§ Exercise
Provide an exact reproduction of every entry.
═════ Exercise material ═════
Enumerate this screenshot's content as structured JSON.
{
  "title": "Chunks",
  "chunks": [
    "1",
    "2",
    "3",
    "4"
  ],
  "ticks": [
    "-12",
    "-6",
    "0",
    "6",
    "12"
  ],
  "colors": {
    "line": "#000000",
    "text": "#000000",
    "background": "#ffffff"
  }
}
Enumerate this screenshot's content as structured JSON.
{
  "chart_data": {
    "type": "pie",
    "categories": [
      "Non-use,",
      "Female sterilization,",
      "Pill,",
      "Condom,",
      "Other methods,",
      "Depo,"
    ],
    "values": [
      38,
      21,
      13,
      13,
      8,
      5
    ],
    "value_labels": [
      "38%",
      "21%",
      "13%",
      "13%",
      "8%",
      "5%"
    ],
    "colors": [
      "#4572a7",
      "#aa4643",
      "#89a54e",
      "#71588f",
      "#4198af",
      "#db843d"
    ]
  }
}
═════
§ Task result
Enumerate this screenshot's content as structured JSON.
{
  "title": "Chunks",
  "chunks": [
    "1",
    "2",
    "3",
    "4"
  ],
  "ticks": [
    "-12",
    "-6",
    "0",
    "6",
    "12"
  ],
  "colors": {
    "line": "#000000",
    "text": "#000000",
    "background": "#ffffff"
  }
}
Enumerate this screenshot's content as structured JSON.
{
  "chart_data": {
    "type": "pie",
    "categories": [
      "Non-use,",
      "Female sterilization,",
      "Pill,",
      "Condom,",
      "Other methods,",
      "Depo,"
    ],
    "values": [
      38,
      21,
      13,
      13,
      8,
      5
    ],
    "value_labels": [
      "38%",
      "21%",
      "13%",
      "13%",
      "8%",
      "5%"
    ],
    "colors": [
      "#4572a7",
      "#aa4643",
      "#89a54e",
      "#71588f",
      "#4198af",
      "#db843d"
    ]
  }
}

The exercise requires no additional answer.